## start EXTRACT TO READ

Select Committee on Defence Minutes of Evidence


Examination of Witnesses (Questions 160-179)

SIR PETER SPENCER KCB, DR IAIN WATSON AND LIEUTENANT GENERAL ANDREW FIGGURES CBE

12 DECEMBER 2006

  Q160  Mr Jenkin: Can I ask you a very general question about what is known as the "procurement bow wave". Does that affect the speed at which these programmes go? If there is a pile-up of carriers, Joint Strike Fighter, Typhoon and so on, is there room in the budget to do FRES in a shorter timeframe if we wanted to or is it just that we do not have enough funds and that is one of the reasons why the in-service date is slipping? May I just say I think you have been very honest with us about the in-service date and if you do not know what the in-service dates are you are quite right not to give us in-service dates.

  Sir Peter Spencer: The bow wave has been a major problem in the past. Four years ago when we looked at why the McKinsey reforms had not been implemented consistently, one of the major shortcomings was over-programming which led to a tendency to try and under-call the costs of programmes which then ended in disaster once we had made the main capital investment decision. In the last planning round a great deal of that over-programming was taken out. We are just in the middle of the latest planning round and it will be very important that we get realistic costings on the table so that we do not go back into previous habits of deceiving ourselves about how much a programme will actually cost. This is something which will need to be acted on because the Department will have to determine how it is going to sequence its major investment decisions.

## end EXTRACT TO READ

INSTRUCTIONS:
1. In the committee minutes, what did Sir Peter Spencer name as one of the major shortcomings found four years ago when looking at why the McKinsey reforms had not been implemented consistently?
2. Copy out the rows, from the first line of the rows up to and including the line with "- x-tick-label: 07:00: [1424, 1460, 1469, 1480]".

## start ROWS

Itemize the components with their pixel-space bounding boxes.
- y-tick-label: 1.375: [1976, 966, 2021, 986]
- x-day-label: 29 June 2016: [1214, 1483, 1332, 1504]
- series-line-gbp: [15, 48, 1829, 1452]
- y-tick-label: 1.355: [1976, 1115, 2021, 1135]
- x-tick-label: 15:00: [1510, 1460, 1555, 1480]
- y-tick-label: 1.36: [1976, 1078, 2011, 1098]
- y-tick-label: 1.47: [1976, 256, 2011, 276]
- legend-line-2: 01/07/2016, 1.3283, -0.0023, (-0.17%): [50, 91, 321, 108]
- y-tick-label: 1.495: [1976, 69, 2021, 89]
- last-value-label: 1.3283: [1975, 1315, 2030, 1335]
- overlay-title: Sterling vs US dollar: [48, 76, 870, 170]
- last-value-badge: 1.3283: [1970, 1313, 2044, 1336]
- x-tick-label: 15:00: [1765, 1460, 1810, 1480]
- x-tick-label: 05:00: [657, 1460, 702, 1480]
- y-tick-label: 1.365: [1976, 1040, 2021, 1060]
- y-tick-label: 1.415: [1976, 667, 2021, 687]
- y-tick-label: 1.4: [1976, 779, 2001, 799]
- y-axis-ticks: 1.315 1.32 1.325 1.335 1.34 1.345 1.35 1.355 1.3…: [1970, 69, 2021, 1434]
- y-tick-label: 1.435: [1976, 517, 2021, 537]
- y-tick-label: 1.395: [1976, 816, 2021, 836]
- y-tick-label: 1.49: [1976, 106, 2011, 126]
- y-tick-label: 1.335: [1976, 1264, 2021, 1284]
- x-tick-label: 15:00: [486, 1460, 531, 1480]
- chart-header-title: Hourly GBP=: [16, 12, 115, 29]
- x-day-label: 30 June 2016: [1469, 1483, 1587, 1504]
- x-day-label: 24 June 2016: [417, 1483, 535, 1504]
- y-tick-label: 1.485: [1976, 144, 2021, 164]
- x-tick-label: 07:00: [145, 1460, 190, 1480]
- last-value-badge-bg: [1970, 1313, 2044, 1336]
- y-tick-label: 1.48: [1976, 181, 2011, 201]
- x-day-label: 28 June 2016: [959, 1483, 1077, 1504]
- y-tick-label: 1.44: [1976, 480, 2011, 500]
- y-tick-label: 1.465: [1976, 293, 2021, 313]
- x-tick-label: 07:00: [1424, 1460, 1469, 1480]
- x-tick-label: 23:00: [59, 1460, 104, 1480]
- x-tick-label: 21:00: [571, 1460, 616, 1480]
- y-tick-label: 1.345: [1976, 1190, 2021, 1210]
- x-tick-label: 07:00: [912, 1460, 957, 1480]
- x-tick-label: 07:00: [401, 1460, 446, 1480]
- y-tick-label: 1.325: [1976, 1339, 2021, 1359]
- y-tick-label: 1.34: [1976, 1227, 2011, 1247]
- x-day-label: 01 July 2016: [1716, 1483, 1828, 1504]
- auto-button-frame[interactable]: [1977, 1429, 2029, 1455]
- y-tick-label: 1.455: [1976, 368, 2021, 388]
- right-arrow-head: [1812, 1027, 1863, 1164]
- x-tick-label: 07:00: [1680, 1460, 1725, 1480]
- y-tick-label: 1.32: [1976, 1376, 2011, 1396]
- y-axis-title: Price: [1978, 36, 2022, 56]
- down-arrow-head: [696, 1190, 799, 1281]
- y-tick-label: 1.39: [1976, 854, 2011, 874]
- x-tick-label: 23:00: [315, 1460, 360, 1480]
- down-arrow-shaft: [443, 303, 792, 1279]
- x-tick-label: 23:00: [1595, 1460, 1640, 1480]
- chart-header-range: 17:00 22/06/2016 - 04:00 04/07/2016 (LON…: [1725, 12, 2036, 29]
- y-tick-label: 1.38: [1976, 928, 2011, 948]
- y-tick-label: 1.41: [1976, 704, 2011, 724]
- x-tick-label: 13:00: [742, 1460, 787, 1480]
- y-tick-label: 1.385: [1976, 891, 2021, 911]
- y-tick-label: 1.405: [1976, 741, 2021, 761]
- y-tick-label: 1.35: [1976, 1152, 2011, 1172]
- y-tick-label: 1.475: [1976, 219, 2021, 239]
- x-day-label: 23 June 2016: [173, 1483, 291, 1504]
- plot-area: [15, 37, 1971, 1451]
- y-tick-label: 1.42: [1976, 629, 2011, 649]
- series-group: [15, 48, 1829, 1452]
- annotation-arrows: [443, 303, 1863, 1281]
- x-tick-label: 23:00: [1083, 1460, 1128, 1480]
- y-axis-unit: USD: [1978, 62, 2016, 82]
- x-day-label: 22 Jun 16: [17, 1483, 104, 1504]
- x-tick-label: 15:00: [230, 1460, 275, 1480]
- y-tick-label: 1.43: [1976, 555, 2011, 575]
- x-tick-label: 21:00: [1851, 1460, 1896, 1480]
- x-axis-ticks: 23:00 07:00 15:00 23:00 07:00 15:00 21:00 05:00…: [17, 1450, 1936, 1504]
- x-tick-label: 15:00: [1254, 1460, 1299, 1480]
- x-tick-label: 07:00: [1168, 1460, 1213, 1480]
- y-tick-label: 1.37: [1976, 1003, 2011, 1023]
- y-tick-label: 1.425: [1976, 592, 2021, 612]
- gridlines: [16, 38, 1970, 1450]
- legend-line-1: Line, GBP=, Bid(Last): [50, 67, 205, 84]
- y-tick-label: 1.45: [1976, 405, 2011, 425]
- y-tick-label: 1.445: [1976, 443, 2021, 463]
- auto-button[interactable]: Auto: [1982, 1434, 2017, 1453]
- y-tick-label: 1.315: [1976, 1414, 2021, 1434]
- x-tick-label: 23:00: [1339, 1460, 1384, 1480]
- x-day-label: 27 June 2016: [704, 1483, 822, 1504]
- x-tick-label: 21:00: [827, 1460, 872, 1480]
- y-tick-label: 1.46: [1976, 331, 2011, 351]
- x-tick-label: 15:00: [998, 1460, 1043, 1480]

## end ROWS

EXERCISE ANSWERS:
1. Over-programming.

2.
Itemize the components with their pixel-space bounding boxes.
- y-tick-label: 1.375: [1976, 966, 2021, 986]
- x-day-label: 29 June 2016: [1214, 1483, 1332, 1504]
- series-line-gbp: [15, 48, 1829, 1452]
- y-tick-label: 1.355: [1976, 1115, 2021, 1135]
- x-tick-label: 15:00: [1510, 1460, 1555, 1480]
- y-tick-label: 1.36: [1976, 1078, 2011, 1098]
- y-tick-label: 1.47: [1976, 256, 2011, 276]
- legend-line-2: 01/07/2016, 1.3283, -0.0023, (-0.17%): [50, 91, 321, 108]
- y-tick-label: 1.495: [1976, 69, 2021, 89]
- last-value-label: 1.3283: [1975, 1315, 2030, 1335]
- overlay-title: Sterling vs US dollar: [48, 76, 870, 170]
- last-value-badge: 1.3283: [1970, 1313, 2044, 1336]
- x-tick-label: 15:00: [1765, 1460, 1810, 1480]
- x-tick-label: 05:00: [657, 1460, 702, 1480]
- y-tick-label: 1.365: [1976, 1040, 2021, 1060]
- y-tick-label: 1.415: [1976, 667, 2021, 687]
- y-tick-label: 1.4: [1976, 779, 2001, 799]
- y-axis-ticks: 1.315 1.32 1.325 1.335 1.34 1.345 1.35 1.355 1.3…: [1970, 69, 2021, 1434]
- y-tick-label: 1.435: [1976, 517, 2021, 537]
- y-tick-label: 1.395: [1976, 816, 2021, 836]
- y-tick-label: 1.49: [1976, 106, 2011, 126]
- y-tick-label: 1.335: [1976, 1264, 2021, 1284]
- x-tick-label: 15:00: [486, 1460, 531, 1480]
- chart-header-title: Hourly GBP=: [16, 12, 115, 29]
- x-day-label: 30 June 2016: [1469, 1483, 1587, 1504]
- x-day-label: 24 June 2016: [417, 1483, 535, 1504]
- y-tick-label: 1.485: [1976, 144, 2021, 164]
- x-tick-label: 07:00: [145, 1460, 190, 1480]
- last-value-badge-bg: [1970, 1313, 2044, 1336]
- y-tick-label: 1.48: [1976, 181, 2011, 201]
- x-day-label: 28 June 2016: [959, 1483, 1077, 1504]
- y-tick-label: 1.44: [1976, 480, 2011, 500]
- y-tick-label: 1.465: [1976, 293, 2021, 313]
- x-tick-label: 07:00: [1424, 1460, 1469, 1480]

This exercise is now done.